• DATASET CONTENT
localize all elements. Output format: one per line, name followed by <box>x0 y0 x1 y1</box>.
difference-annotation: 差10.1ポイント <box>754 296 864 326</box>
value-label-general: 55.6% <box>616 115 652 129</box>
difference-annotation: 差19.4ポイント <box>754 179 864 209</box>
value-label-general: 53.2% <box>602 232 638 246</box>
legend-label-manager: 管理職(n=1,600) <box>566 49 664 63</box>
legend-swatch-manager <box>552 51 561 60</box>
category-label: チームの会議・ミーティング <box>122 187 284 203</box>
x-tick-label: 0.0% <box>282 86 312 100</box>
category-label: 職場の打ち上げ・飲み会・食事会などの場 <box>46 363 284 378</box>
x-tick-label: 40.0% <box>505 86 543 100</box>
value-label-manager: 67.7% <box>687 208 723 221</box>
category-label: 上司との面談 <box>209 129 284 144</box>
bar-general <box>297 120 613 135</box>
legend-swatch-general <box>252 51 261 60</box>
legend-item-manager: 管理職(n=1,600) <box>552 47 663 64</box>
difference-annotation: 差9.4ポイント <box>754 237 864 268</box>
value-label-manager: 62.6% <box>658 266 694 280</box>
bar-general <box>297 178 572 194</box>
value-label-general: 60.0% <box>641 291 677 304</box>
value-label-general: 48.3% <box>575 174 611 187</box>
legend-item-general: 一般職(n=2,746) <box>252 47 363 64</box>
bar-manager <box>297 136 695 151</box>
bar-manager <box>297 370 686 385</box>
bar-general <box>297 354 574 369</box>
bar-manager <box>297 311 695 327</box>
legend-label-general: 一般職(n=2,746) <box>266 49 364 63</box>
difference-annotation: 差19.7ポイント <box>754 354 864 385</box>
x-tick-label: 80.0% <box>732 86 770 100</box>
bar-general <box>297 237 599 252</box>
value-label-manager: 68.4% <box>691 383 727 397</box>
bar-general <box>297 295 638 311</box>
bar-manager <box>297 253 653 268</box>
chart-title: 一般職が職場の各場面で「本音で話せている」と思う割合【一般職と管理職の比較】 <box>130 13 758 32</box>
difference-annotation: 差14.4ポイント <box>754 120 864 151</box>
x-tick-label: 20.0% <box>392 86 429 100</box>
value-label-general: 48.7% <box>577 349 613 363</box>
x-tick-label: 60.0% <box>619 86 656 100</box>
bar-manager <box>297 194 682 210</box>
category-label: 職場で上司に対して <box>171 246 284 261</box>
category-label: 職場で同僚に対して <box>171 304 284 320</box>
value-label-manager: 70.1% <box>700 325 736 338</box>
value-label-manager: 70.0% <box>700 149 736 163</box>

• GOAL
Pick out every line in the rows above that contains the string "category" and copy each of those lines. Case counts, so a line matches only if its capitalization agrees.

• ANSWER FOR THE TASK
category-label: チームの会議・ミーティング <box>122 187 284 203</box>
category-label: 職場の打ち上げ・飲み会・食事会などの場 <box>46 363 284 378</box>
category-label: 上司との面談 <box>209 129 284 144</box>
category-label: 職場で上司に対して <box>171 246 284 261</box>
category-label: 職場で同僚に対して <box>171 304 284 320</box>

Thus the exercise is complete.